Directions: Exactly how many lines have the word "this"? Answer with the bare number.

Supplied data:
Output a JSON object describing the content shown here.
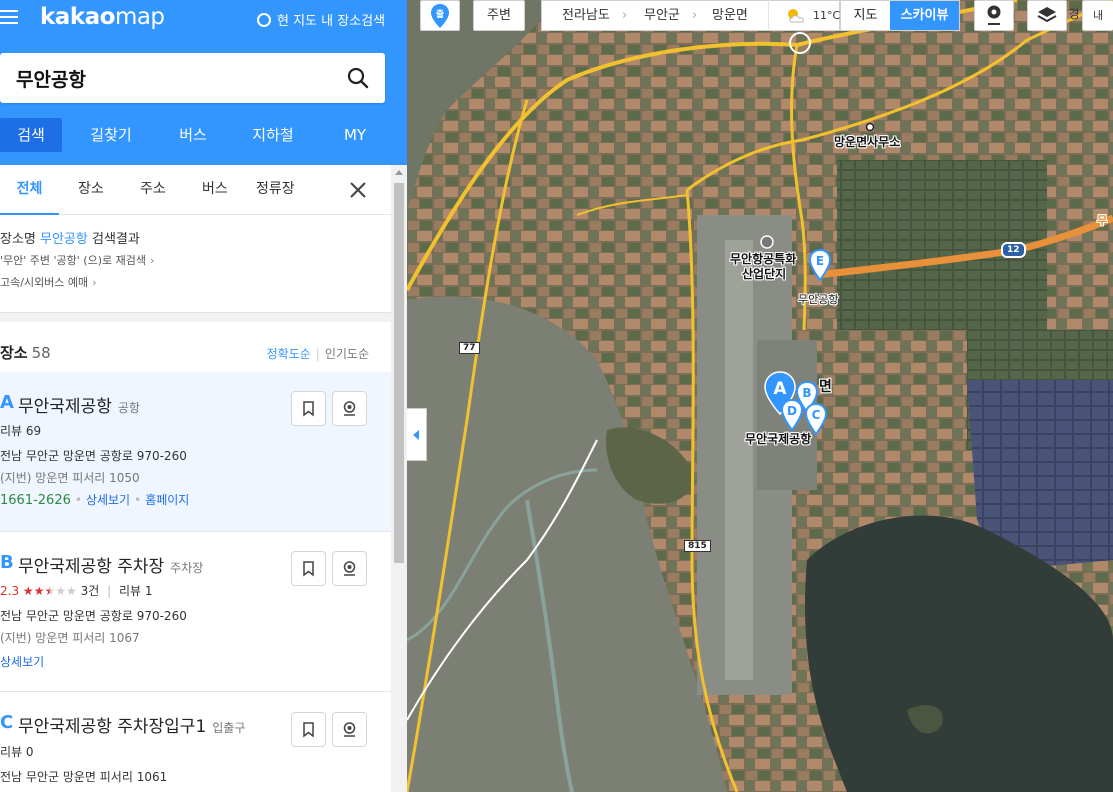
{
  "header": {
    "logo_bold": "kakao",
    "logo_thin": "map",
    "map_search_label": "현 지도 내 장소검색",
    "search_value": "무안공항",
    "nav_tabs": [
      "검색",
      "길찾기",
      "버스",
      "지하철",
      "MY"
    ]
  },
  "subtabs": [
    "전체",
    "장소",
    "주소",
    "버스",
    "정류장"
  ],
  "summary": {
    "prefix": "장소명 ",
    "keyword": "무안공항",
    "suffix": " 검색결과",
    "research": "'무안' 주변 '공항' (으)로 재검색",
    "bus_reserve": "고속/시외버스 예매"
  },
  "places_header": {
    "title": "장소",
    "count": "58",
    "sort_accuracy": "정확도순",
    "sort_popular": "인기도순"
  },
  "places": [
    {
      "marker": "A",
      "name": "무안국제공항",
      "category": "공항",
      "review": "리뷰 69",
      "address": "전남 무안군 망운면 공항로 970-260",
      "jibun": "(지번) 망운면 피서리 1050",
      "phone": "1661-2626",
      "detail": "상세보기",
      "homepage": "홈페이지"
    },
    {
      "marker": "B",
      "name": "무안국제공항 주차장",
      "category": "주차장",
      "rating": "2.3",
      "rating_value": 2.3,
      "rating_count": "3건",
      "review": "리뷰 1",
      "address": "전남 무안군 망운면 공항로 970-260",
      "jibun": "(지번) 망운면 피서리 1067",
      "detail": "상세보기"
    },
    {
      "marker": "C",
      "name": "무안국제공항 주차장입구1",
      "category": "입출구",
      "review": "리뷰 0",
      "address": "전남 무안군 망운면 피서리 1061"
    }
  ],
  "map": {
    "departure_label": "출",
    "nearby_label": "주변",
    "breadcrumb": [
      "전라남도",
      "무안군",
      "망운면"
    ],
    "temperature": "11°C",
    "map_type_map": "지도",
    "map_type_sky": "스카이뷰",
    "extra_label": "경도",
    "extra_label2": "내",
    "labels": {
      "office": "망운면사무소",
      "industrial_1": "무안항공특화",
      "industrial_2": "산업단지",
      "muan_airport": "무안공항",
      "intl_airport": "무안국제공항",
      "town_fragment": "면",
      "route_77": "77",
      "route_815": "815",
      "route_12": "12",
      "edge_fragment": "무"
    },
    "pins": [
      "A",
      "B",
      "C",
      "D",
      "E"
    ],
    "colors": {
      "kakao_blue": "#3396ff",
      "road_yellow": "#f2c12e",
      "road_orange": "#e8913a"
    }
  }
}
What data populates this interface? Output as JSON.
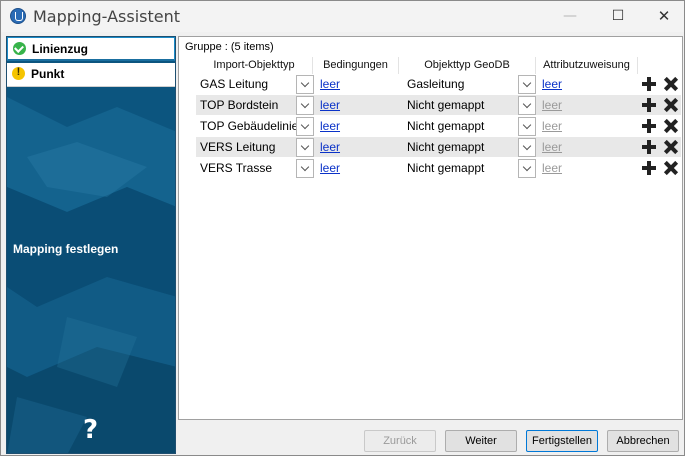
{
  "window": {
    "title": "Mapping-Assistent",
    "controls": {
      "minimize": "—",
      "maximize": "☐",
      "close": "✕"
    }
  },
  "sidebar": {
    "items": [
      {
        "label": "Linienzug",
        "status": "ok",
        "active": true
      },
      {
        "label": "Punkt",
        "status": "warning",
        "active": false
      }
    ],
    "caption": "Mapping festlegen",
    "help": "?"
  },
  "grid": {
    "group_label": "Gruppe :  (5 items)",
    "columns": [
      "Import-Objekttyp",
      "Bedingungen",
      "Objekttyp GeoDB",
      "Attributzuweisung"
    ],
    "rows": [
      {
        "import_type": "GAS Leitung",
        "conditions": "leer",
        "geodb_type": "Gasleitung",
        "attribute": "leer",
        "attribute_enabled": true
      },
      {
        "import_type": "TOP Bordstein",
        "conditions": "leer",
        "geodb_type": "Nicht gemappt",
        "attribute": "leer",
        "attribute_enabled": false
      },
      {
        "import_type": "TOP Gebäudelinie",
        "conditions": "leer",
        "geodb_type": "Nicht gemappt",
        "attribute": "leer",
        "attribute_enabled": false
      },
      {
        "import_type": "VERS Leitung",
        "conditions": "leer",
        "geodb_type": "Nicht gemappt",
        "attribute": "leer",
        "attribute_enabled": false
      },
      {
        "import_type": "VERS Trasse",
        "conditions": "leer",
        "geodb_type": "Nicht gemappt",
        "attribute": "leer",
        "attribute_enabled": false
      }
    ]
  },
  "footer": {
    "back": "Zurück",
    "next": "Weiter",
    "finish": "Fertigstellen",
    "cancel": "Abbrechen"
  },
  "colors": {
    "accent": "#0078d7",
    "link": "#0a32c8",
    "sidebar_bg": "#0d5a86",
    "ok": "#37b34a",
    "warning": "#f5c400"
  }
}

...

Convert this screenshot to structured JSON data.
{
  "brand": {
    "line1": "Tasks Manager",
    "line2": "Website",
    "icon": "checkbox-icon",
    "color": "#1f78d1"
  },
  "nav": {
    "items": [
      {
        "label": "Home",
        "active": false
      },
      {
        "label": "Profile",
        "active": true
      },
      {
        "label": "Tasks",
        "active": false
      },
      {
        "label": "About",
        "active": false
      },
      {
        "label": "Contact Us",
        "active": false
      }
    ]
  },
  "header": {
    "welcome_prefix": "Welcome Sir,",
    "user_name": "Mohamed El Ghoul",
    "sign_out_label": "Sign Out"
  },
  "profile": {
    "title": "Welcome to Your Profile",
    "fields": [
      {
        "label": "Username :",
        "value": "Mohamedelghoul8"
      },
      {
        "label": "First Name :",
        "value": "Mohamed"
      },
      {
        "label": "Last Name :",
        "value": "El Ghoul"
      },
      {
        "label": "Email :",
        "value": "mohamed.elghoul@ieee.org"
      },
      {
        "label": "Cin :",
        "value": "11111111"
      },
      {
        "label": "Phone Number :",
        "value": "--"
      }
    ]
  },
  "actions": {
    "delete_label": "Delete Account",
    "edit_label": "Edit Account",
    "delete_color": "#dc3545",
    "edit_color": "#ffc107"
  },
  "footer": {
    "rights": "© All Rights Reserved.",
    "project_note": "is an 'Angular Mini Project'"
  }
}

Output of the exercise: 2